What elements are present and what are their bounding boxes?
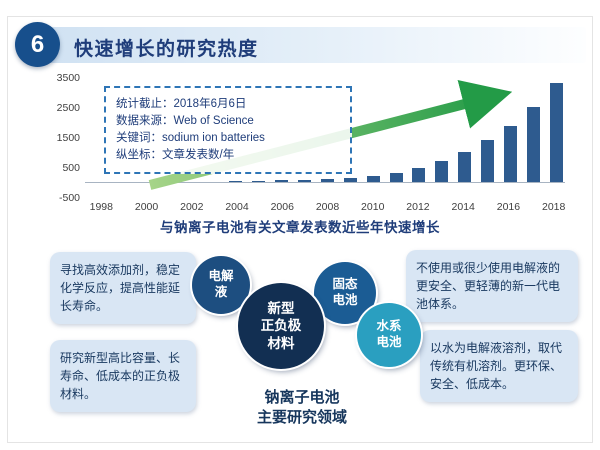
diagram-title-line2: 主要研究领域	[256, 409, 347, 427]
x-tick-label: 2016	[496, 201, 521, 213]
bar-2013	[435, 160, 449, 183]
x-tick-label: 2000	[134, 201, 159, 213]
diagram-title: 钠离子电池 主要研究领域	[218, 388, 386, 429]
callout-left-bottom: 研究新型高比容量、长寿命、低成本的正负极材料。	[50, 340, 196, 412]
slide-frame	[7, 16, 593, 443]
x-tick-label: 2002	[180, 201, 204, 213]
callout-left-top: 寻找高效添加剂，稳定化学反应，提高性能延长寿命。	[50, 252, 196, 324]
bar-2017	[526, 106, 540, 183]
y-axis-labels: 3500 2500 1500 500 -500	[44, 72, 84, 204]
x-tick-label: 1998	[89, 201, 113, 213]
callout-right-top: 不使用或很少使用电解液的更安全、更轻薄的新一代电池体系。	[406, 250, 578, 322]
bubble-electrode: 新型 正负极 材料	[238, 283, 324, 369]
x-tick-label: 2004	[225, 201, 249, 213]
page-title: 快速增长的研究热度	[74, 39, 259, 60]
chart-caption: 与钠离子电池有关文章发表数近些年快速增长	[160, 220, 440, 235]
y-tick-label: 1500	[56, 132, 80, 144]
chart-annotation-box: 统计截止：2018年6月6日 数据来源：Web of Science 关键词：s…	[104, 86, 352, 174]
slide-number-badge: 6	[15, 22, 60, 67]
x-axis-line	[85, 182, 565, 183]
annotation-line: 关键词：sodium ion batteries	[116, 132, 265, 144]
bar-2018	[549, 82, 563, 183]
x-tick-label: 2012	[406, 201, 430, 213]
callout-right-bottom: 以水为电解液溶剂，取代传统有机溶剂。更环保、安全、低成本。	[420, 330, 578, 402]
diagram-title-line1: 钠离子电池	[264, 389, 340, 406]
x-tick-label: 2008	[315, 201, 340, 213]
bubble-electrolyte: 电解 液	[192, 256, 250, 314]
x-axis-labels: 1998 2000 2002 2004 2006 2008 2010 2012 2014 2016…	[89, 201, 566, 215]
header-band	[30, 27, 586, 63]
bar-2014	[458, 151, 472, 183]
bar-2015	[481, 139, 495, 183]
annotation-line: 数据来源：Web of Science	[116, 115, 254, 127]
x-tick-label: 2010	[361, 201, 385, 213]
x-tick-label: 2018	[542, 201, 566, 213]
bar-2016	[504, 126, 518, 183]
y-tick-label: 2500	[56, 102, 80, 114]
bar-2012	[412, 168, 426, 183]
y-tick-label: 500	[62, 162, 80, 174]
annotation-line: 统计截止：2018年6月6日	[116, 98, 247, 110]
y-tick-label: -500	[58, 192, 80, 204]
bubble-aqueous: 水系 电池	[357, 303, 421, 367]
x-tick-label: 2014	[451, 201, 475, 213]
annotation-line: 纵坐标：文章发表数/年	[116, 149, 235, 161]
x-tick-label: 2006	[270, 201, 294, 213]
y-tick-label: 3500	[56, 72, 80, 84]
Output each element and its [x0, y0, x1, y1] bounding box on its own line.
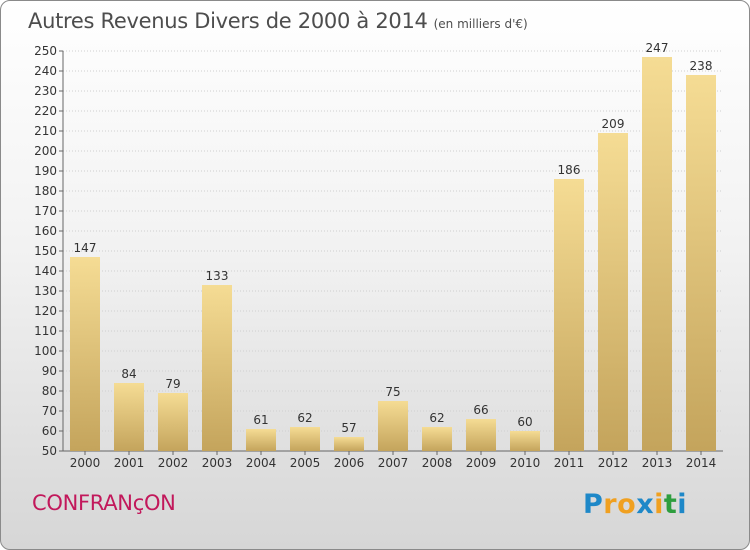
- bar: [422, 427, 452, 451]
- bar: [202, 285, 232, 451]
- x-tick-label: 2006: [334, 456, 365, 470]
- y-tick-label: 170: [34, 204, 57, 218]
- x-tick-label: 2013: [642, 456, 673, 470]
- x-tick-label: 2007: [378, 456, 409, 470]
- data-label: 79: [165, 377, 180, 391]
- data-label: 147: [74, 241, 97, 255]
- y-tick-label: 70: [42, 404, 57, 418]
- y-tick-label: 190: [34, 164, 57, 178]
- x-tick-label: 2004: [246, 456, 277, 470]
- y-tick-label: 60: [42, 424, 57, 438]
- y-tick-label: 200: [34, 144, 57, 158]
- data-label: 133: [206, 269, 229, 283]
- data-label: 62: [297, 411, 312, 425]
- data-label: 75: [385, 385, 400, 399]
- y-tick-label: 50: [42, 444, 57, 458]
- bar: [70, 257, 100, 451]
- y-tick-label: 160: [34, 224, 57, 238]
- bar: [466, 419, 496, 451]
- logo-letter: t: [663, 489, 678, 520]
- bar: [510, 431, 540, 451]
- commune-name: CONFRANçON: [32, 491, 176, 515]
- bar: [158, 393, 188, 451]
- data-label: 61: [253, 413, 268, 427]
- logo-letter: P: [583, 489, 604, 520]
- unit-label: (en milliers d'€): [433, 17, 528, 31]
- data-label: 209: [602, 117, 625, 131]
- y-tick-label: 110: [34, 324, 57, 338]
- x-tick-label: 2002: [158, 456, 189, 470]
- y-tick-label: 230: [34, 84, 57, 98]
- bar: [114, 383, 144, 451]
- bar: [290, 427, 320, 451]
- data-label: 186: [558, 163, 581, 177]
- bar: [334, 437, 364, 451]
- y-tick-label: 220: [34, 104, 57, 118]
- y-tick-label: 90: [42, 364, 57, 378]
- chart-title: Autres Revenus Divers de 2000 à 2014 (en …: [28, 9, 528, 33]
- logo-letter: o: [617, 489, 637, 520]
- y-tick-label: 180: [34, 184, 57, 198]
- logo-letter: i: [677, 489, 688, 520]
- bar: [246, 429, 276, 451]
- y-tick-label: 150: [34, 244, 57, 258]
- data-label: 62: [429, 411, 444, 425]
- x-tick-label: 2011: [554, 456, 585, 470]
- x-tick-label: 2010: [510, 456, 541, 470]
- y-tick-label: 240: [34, 64, 57, 78]
- proxiti-logo: Proxiti: [583, 489, 687, 520]
- bar: [598, 133, 628, 451]
- bar: [554, 179, 584, 451]
- bar: [686, 75, 716, 451]
- y-tick-label: 140: [34, 264, 57, 278]
- y-tick-label: 120: [34, 304, 57, 318]
- logo-letter: i: [654, 489, 664, 520]
- logo-letter: x: [636, 489, 655, 520]
- data-label: 60: [517, 415, 532, 429]
- y-tick-label: 80: [42, 384, 57, 398]
- x-tick-label: 2000: [70, 456, 101, 470]
- logo-letter: r: [603, 489, 618, 520]
- bar: [378, 401, 408, 451]
- data-label: 57: [341, 421, 356, 435]
- title-text: Autres Revenus Divers de 2000 à 2014: [28, 9, 428, 33]
- data-label: 66: [473, 403, 488, 417]
- data-label: 247: [646, 41, 669, 55]
- y-tick-label: 130: [34, 284, 57, 298]
- x-tick-label: 2008: [422, 456, 453, 470]
- x-tick-label: 2001: [114, 456, 145, 470]
- y-tick-label: 210: [34, 124, 57, 138]
- x-tick-label: 2005: [290, 456, 321, 470]
- x-tick-label: 2014: [686, 456, 717, 470]
- y-tick-label: 100: [34, 344, 57, 358]
- data-label: 84: [121, 367, 136, 381]
- data-label: 238: [690, 59, 713, 73]
- x-tick-label: 2009: [466, 456, 497, 470]
- x-tick-label: 2012: [598, 456, 629, 470]
- x-tick-label: 2003: [202, 456, 233, 470]
- bar: [642, 57, 672, 451]
- y-tick-label: 250: [34, 44, 57, 58]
* * * *
What is asked
Copy the whole listing above word for word, leaving out the pictures.

Full output
What elements are present and what are their bounding boxes?
diagram-title-line2: 主要研究领域	[256, 409, 347, 427]
x-tick-label: 2016	[496, 201, 521, 213]
bar-2013	[435, 160, 449, 183]
x-tick-label: 2000	[134, 201, 159, 213]
diagram-title: 钠离子电池 主要研究领域	[218, 388, 386, 429]
callout-left-bottom: 研究新型高比容量、长寿命、低成本的正负极材料。	[50, 340, 196, 412]
slide-frame	[7, 16, 593, 443]
x-tick-label: 2002	[180, 201, 204, 213]
callout-left-top: 寻找高效添加剂，稳定化学反应，提高性能延长寿命。	[50, 252, 196, 324]
bar-2017	[526, 106, 540, 183]
y-axis-labels: 3500 2500 1500 500 -500	[44, 72, 84, 204]
x-tick-label: 1998	[89, 201, 113, 213]
callout-right-top: 不使用或很少使用电解液的更安全、更轻薄的新一代电池体系。	[406, 250, 578, 322]
bubble-electrode: 新型 正负极 材料	[238, 283, 324, 369]
x-tick-label: 2004	[225, 201, 249, 213]
page-title: 快速增长的研究热度	[74, 39, 259, 60]
chart-caption: 与钠离子电池有关文章发表数近些年快速增长	[160, 220, 440, 235]
y-tick-label: 1500	[56, 132, 80, 144]
chart-annotation-box: 统计截止：2018年6月6日 数据来源：Web of Science 关键词：s…	[104, 86, 352, 174]
slide-number-badge: 6	[15, 22, 60, 67]
x-axis-line	[85, 182, 565, 183]
annotation-line: 关键词：sodium ion batteries	[116, 132, 265, 144]
bar-2018	[549, 82, 563, 183]
x-tick-label: 2012	[406, 201, 430, 213]
callout-right-bottom: 以水为电解液溶剂，取代传统有机溶剂。更环保、安全、低成本。	[420, 330, 578, 402]
diagram-title-line1: 钠离子电池	[264, 389, 340, 406]
x-tick-label: 2008	[315, 201, 340, 213]
bubble-electrolyte: 电解 液	[192, 256, 250, 314]
x-axis-labels: 1998 2000 2002 2004 2006 2008 2010 2012 2014 2016…	[89, 201, 566, 215]
header-band	[30, 27, 586, 63]
bar-2014	[458, 151, 472, 183]
bar-2015	[481, 139, 495, 183]
annotation-line: 数据来源：Web of Science	[116, 115, 254, 127]
x-tick-label: 2010	[361, 201, 385, 213]
x-tick-label: 2018	[542, 201, 566, 213]
bar-2016	[504, 126, 518, 183]
y-tick-label: 2500	[56, 102, 80, 114]
bar-2012	[412, 168, 426, 183]
y-tick-label: 500	[62, 162, 80, 174]
annotation-line: 统计截止：2018年6月6日	[116, 98, 247, 110]
y-tick-label: -500	[58, 192, 80, 204]
bubble-aqueous: 水系 电池	[357, 303, 421, 367]
x-tick-label: 2014	[451, 201, 475, 213]
annotation-line: 纵坐标：文章发表数/年	[116, 149, 235, 161]
x-tick-label: 2006	[270, 201, 294, 213]
y-tick-label: 3500	[56, 72, 80, 84]
Output each element and its [x0, y0, x1, y1] bounding box on its own line.
- bar: [422, 427, 452, 451]
- bar: [202, 285, 232, 451]
- x-tick-label: 2006: [334, 456, 365, 470]
- y-tick-label: 170: [34, 204, 57, 218]
- x-tick-label: 2013: [642, 456, 673, 470]
- x-tick-label: 2007: [378, 456, 409, 470]
- data-label: 79: [165, 377, 180, 391]
- data-label: 147: [74, 241, 97, 255]
- y-tick-label: 70: [42, 404, 57, 418]
- y-tick-label: 190: [34, 164, 57, 178]
- x-tick-label: 2004: [246, 456, 277, 470]
- y-tick-label: 60: [42, 424, 57, 438]
- y-tick-label: 200: [34, 144, 57, 158]
- data-label: 133: [206, 269, 229, 283]
- data-label: 62: [297, 411, 312, 425]
- data-label: 75: [385, 385, 400, 399]
- y-tick-label: 50: [42, 444, 57, 458]
- bar: [70, 257, 100, 451]
- y-tick-label: 160: [34, 224, 57, 238]
- bar: [466, 419, 496, 451]
- logo-letter: t: [663, 489, 678, 520]
- bar: [510, 431, 540, 451]
- commune-name: CONFRANçON: [32, 491, 176, 515]
- bar: [158, 393, 188, 451]
- data-label: 61: [253, 413, 268, 427]
- logo-letter: P: [583, 489, 604, 520]
- unit-label: (en milliers d'€): [433, 17, 528, 31]
- data-label: 209: [602, 117, 625, 131]
- y-tick-label: 110: [34, 324, 57, 338]
- x-tick-label: 2002: [158, 456, 189, 470]
- y-tick-label: 230: [34, 84, 57, 98]
- bar: [114, 383, 144, 451]
- bar: [290, 427, 320, 451]
- data-label: 186: [558, 163, 581, 177]
- bar: [334, 437, 364, 451]
- y-tick-label: 220: [34, 104, 57, 118]
- y-tick-label: 90: [42, 364, 57, 378]
- chart-title: Autres Revenus Divers de 2000 à 2014 (en …: [28, 9, 528, 33]
- logo-letter: o: [617, 489, 637, 520]
- y-tick-label: 180: [34, 184, 57, 198]
- logo-letter: i: [677, 489, 688, 520]
- bar: [246, 429, 276, 451]
- y-tick-label: 150: [34, 244, 57, 258]
- data-label: 62: [429, 411, 444, 425]
- x-tick-label: 2011: [554, 456, 585, 470]
- x-tick-label: 2010: [510, 456, 541, 470]
- y-tick-label: 240: [34, 64, 57, 78]
- proxiti-logo: Proxiti: [583, 489, 687, 520]
- bar: [598, 133, 628, 451]
- bar: [554, 179, 584, 451]
- bar: [686, 75, 716, 451]
- y-tick-label: 140: [34, 264, 57, 278]
- y-tick-label: 120: [34, 304, 57, 318]
- logo-letter: i: [654, 489, 664, 520]
- logo-letter: x: [636, 489, 655, 520]
- data-label: 60: [517, 415, 532, 429]
- y-tick-label: 80: [42, 384, 57, 398]
- x-tick-label: 2000: [70, 456, 101, 470]
- logo-letter: r: [603, 489, 618, 520]
- bar: [378, 401, 408, 451]
- data-label: 57: [341, 421, 356, 435]
- title-text: Autres Revenus Divers de 2000 à 2014: [28, 9, 428, 33]
- data-label: 66: [473, 403, 488, 417]
- data-label: 247: [646, 41, 669, 55]
- y-tick-label: 130: [34, 284, 57, 298]
- x-tick-label: 2008: [422, 456, 453, 470]
- x-tick-label: 2001: [114, 456, 145, 470]
- y-tick-label: 210: [34, 124, 57, 138]
- x-tick-label: 2005: [290, 456, 321, 470]
- x-tick-label: 2014: [686, 456, 717, 470]
- y-tick-label: 100: [34, 344, 57, 358]
- data-label: 84: [121, 367, 136, 381]
- data-label: 238: [690, 59, 713, 73]
- x-tick-label: 2009: [466, 456, 497, 470]
- x-tick-label: 2012: [598, 456, 629, 470]
- x-tick-label: 2003: [202, 456, 233, 470]
- bar: [642, 57, 672, 451]
- y-tick-label: 250: [34, 44, 57, 58]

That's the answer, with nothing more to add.